* begin RECORDS FOR THIS TASK *

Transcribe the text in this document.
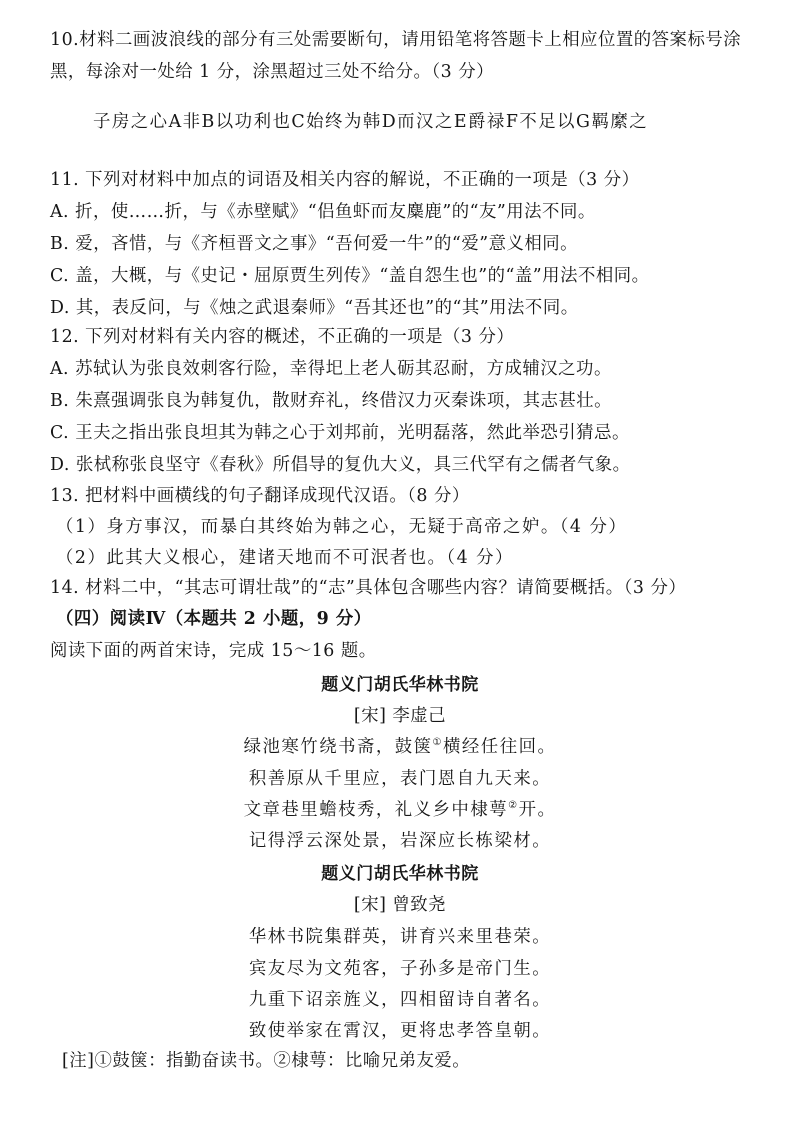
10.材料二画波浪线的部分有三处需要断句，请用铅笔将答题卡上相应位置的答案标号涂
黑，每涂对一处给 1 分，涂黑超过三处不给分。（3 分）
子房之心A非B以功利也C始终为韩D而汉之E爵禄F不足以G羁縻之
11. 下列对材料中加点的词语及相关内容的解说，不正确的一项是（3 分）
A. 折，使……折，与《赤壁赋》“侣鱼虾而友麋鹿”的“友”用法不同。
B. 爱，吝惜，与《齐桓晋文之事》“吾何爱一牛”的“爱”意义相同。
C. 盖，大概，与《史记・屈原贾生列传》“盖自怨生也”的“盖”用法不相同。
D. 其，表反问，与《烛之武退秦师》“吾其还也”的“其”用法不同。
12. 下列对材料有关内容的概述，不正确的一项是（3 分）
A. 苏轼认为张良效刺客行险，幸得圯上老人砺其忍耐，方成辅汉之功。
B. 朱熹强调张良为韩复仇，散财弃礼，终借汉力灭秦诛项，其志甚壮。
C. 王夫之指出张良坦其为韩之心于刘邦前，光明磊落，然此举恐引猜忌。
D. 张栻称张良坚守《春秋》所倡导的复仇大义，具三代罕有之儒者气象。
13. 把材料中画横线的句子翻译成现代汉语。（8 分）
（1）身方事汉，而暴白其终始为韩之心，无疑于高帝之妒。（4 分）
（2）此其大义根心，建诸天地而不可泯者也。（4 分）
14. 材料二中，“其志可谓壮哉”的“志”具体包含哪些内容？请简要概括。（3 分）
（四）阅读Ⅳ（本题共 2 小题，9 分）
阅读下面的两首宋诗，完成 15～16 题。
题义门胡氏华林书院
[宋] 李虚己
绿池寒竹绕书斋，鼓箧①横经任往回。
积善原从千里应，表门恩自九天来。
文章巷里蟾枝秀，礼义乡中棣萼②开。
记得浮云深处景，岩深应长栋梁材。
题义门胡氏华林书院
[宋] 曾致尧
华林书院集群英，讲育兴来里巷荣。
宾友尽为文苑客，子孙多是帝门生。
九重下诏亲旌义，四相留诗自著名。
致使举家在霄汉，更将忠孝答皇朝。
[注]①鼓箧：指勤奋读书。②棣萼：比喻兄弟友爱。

* end RECORDS FOR THIS TASK *

▸ SHORT PROBLEM:
Restate the data above word for word. Do not include the images.

▸ ANSWER TO THIS PROBLEM:
Transcribe the text in this document.
10.材料二画波浪线的部分有三处需要断句，请用铅笔将答题卡上相应位置的答案标号涂
黑，每涂对一处给 1 分，涂黑超过三处不给分。（3 分）
子房之心A非B以功利也C始终为韩D而汉之E爵禄F不足以G羁縻之
11. 下列对材料中加点的词语及相关内容的解说，不正确的一项是（3 分）
A. 折，使……折，与《赤壁赋》“侣鱼虾而友麋鹿”的“友”用法不同。
B. 爱，吝惜，与《齐桓晋文之事》“吾何爱一牛”的“爱”意义相同。
C. 盖，大概，与《史记・屈原贾生列传》“盖自怨生也”的“盖”用法不相同。
D. 其，表反问，与《烛之武退秦师》“吾其还也”的“其”用法不同。
12. 下列对材料有关内容的概述，不正确的一项是（3 分）
A. 苏轼认为张良效刺客行险，幸得圯上老人砺其忍耐，方成辅汉之功。
B. 朱熹强调张良为韩复仇，散财弃礼，终借汉力灭秦诛项，其志甚壮。
C. 王夫之指出张良坦其为韩之心于刘邦前，光明磊落，然此举恐引猜忌。
D. 张栻称张良坚守《春秋》所倡导的复仇大义，具三代罕有之儒者气象。
13. 把材料中画横线的句子翻译成现代汉语。（8 分）
（1）身方事汉，而暴白其终始为韩之心，无疑于高帝之妒。（4 分）
（2）此其大义根心，建诸天地而不可泯者也。（4 分）
14. 材料二中，“其志可谓壮哉”的“志”具体包含哪些内容？请简要概括。（3 分）
（四）阅读Ⅳ（本题共 2 小题，9 分）
阅读下面的两首宋诗，完成 15～16 题。
题义门胡氏华林书院
[宋] 李虚己
绿池寒竹绕书斋，鼓箧①横经任往回。
积善原从千里应，表门恩自九天来。
文章巷里蟾枝秀，礼义乡中棣萼②开。
记得浮云深处景，岩深应长栋梁材。
题义门胡氏华林书院
[宋] 曾致尧
华林书院集群英，讲育兴来里巷荣。
宾友尽为文苑客，子孙多是帝门生。
九重下诏亲旌义，四相留诗自著名。
致使举家在霄汉，更将忠孝答皇朝。
[注]①鼓箧：指勤奋读书。②棣萼：比喻兄弟友爱。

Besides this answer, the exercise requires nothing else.